1. StanChart posts $981-mn pre-tax loss on rising impaired assets

StanChart posts $981-mn pre-tax loss on rising impaired assets

Standard Chartered on Tuesday said it has incurred a pre-tax loss of $981 million from its India operations owing to rise in impaired assets to $1.3 billion in 2015, the bank said in its annual report.

By: | Mumbai | Published: February 24, 2016 12:10 AM

Standard Chartered on Tuesday said it has incurred a pre-tax loss of $981 million from its India operations owing to rise in impaired assets to $1.3 billion in 2015, the bank said in its annual report.

In 2014, the Asia-focused bank had reported a profit before tax (PBT) of $561 million and $171 million impaired loans.

The bank said that its commercial banking business was very uneven across markets with some presences more established than others. “Overall performance has been poor with high loan impairments and weak income,” it said, adding that impairments increased significantly, primarily driven by exposures to commodities and India, where corporates were impacted by continued stress on their balance sheets, coupled with a more challenging refinancing environment.

In India, the bank’s operating income stood at $1 billion and net interest income at $921 million in 2015.

The group has reduced its India exposures to $30 billion as on 31 December 2015 ($35 billion in 2014). The slowdown, it said, observed in 2014 has continued into 2015 and the macroeconomic backdrop continues to be challenging with slow progress in reforms which were promised by the new government in 2014 along with continued high indebtedness in some sectors and tightening in refinancing by local banks.

Study material:
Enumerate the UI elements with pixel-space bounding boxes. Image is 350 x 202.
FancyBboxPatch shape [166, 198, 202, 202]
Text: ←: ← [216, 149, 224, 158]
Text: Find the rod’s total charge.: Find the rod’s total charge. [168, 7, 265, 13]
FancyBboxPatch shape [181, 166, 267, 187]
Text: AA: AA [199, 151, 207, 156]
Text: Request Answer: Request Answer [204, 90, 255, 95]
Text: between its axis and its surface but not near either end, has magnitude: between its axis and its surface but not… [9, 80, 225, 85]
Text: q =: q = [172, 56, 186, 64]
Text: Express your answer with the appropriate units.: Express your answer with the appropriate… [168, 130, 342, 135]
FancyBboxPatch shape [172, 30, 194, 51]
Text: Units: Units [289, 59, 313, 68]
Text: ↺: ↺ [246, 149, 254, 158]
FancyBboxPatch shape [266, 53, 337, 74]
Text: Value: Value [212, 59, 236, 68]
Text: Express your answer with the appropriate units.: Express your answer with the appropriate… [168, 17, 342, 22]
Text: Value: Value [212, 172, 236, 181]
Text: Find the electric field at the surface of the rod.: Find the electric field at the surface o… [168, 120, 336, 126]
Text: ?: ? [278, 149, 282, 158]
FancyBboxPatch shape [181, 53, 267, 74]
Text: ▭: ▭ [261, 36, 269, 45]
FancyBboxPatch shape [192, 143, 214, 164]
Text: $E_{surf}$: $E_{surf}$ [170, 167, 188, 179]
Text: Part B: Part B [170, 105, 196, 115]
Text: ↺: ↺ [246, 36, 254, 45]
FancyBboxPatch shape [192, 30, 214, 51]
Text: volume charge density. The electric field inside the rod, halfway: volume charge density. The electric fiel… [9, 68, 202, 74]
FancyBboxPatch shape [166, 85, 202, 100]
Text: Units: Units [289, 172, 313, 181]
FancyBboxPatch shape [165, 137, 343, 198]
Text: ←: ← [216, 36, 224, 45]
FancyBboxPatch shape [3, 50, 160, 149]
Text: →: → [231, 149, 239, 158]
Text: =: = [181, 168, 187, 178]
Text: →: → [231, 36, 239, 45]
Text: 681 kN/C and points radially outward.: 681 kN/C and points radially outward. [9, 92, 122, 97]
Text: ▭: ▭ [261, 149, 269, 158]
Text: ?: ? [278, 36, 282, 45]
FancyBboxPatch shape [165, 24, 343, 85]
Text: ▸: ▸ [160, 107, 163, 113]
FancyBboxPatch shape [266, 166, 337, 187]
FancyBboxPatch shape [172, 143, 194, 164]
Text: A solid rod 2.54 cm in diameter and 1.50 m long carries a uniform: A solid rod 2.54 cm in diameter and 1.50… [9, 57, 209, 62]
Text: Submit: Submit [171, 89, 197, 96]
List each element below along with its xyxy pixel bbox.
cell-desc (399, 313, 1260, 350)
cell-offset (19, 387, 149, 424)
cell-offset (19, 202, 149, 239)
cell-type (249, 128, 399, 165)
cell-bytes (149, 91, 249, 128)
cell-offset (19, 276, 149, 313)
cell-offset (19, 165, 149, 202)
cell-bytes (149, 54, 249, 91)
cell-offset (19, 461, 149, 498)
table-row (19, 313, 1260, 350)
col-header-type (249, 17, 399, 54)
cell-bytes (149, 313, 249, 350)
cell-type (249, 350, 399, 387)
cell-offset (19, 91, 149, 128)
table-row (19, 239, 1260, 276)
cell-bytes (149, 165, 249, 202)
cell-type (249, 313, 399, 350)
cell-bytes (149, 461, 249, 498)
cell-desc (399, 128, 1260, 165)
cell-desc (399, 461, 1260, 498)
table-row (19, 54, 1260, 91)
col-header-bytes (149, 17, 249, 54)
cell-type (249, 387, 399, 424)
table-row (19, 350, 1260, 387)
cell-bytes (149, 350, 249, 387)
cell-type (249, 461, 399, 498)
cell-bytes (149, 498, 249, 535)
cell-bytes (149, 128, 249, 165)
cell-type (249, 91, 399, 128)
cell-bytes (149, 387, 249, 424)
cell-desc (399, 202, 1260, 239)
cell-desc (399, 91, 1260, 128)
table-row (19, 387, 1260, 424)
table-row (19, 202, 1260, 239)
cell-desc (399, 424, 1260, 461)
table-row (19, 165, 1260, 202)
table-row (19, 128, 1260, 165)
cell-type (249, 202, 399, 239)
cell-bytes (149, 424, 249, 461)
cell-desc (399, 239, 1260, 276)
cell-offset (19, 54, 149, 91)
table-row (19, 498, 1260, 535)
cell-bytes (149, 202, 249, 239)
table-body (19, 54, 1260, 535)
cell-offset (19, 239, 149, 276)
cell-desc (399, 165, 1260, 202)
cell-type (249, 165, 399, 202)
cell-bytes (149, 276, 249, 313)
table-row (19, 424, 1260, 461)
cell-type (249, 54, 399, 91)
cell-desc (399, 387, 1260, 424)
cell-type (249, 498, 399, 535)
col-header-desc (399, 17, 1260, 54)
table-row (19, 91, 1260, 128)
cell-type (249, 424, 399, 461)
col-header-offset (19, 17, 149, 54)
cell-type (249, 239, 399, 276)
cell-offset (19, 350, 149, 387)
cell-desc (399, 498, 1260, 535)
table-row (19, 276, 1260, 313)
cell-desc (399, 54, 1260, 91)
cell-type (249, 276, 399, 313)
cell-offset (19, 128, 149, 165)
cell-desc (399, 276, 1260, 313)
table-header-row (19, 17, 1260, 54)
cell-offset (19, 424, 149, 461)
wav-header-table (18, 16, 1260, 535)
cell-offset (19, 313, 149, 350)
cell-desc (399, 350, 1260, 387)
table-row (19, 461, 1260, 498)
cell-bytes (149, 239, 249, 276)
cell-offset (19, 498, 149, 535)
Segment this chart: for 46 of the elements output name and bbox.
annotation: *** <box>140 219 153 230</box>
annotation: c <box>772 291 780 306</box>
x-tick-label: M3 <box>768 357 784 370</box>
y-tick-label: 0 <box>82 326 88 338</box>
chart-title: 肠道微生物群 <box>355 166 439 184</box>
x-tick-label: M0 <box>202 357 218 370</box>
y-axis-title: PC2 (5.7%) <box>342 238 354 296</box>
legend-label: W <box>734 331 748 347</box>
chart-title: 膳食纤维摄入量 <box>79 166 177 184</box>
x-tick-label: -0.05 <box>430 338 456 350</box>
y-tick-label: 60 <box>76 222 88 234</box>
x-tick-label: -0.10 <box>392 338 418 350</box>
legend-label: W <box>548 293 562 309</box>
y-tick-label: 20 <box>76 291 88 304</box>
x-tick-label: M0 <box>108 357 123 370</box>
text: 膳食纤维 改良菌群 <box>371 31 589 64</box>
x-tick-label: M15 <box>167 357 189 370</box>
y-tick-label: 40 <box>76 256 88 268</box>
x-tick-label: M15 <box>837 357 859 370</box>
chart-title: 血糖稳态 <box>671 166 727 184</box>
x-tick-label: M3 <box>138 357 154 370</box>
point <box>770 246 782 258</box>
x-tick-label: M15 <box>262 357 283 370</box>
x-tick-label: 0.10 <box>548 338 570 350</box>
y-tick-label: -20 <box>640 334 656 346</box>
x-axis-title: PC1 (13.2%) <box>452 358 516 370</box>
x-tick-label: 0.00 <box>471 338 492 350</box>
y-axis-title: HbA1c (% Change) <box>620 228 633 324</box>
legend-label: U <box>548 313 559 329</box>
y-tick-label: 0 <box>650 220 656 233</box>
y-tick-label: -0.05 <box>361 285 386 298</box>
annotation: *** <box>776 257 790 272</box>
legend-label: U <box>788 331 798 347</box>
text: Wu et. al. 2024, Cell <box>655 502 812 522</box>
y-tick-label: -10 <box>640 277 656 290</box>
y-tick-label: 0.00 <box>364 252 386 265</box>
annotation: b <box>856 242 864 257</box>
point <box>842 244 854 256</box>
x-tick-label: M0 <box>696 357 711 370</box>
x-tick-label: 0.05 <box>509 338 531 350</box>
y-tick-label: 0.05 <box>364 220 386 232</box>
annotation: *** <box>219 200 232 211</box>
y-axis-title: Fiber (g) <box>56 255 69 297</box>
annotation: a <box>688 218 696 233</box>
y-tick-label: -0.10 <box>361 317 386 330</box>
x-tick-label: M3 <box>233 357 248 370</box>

Directions:
**A)** In the article on Standard Chartered's India results, restate the passage between "By: | Mumbai" and "challenging refinancing environment.", inclusive, substituting "corporate banking" for "commercial banking".
**B)** Answer these questions from the article on Standard Chartered's India results.
(i) What pre-tax loss did the bank incur from its India operations?
(ii) What profit before tax had the bank reported in 2014?
(iii) To what amount had the group reduced its India exposures as on 31 December 2015?
**C)** Continue the article on Standard Chartered's India results from the point where it stops.

Responses in order:
**A)**
By: | Mumbai | Published: February 24, 2016 12:10 AM

Standard Chartered on Tuesday said it has incurred a pre-tax loss of $981 million from its India operations owing to rise in impaired assets to $1.3 billion in 2015, the bank said in its annual report.

In 2014, the Asia-focused bank had reported a profit before tax (PBT) of $561 million and $171 million impaired loans.

The bank said that its corporate banking business was very uneven across markets with some presences more established than others. “Overall performance has been poor with high loan impairments and weak income,” it said, adding that impairments increased significantly, primarily driven by exposures to commodities and India, where corporates were impacted by continued stress on their balance sheets, coupled with a more challenging refinancing environment.

**B)**
(i) $981 million
(ii) $561 million
(iii) $30 billion

**C)**
“Consequently, impairments have risen significantly in 2015, mainly driven by counterparties who were already stressed in 2014,” the bank explained.

Globally, the bank reported a pre-tax loss of $1.5 billion in 2015 from a PBT of $4.2 billion in the previous year. Standard Chartered’s total impaired loans stood at $4 billion, up 87% from 2014.

Stating that 2015 was a challenging year, chairman John Peace said, “While our 2015 financial results were poor, they are set against a backdrop of continuing geo-political and economic headwinds and volatility across many of our markets as well as the effects of deliberate management actions.” He added that the share price performance has also been disappointing, under-performing the wider equity market which has seen broad declines driven largely by the same macroeconomic concerns.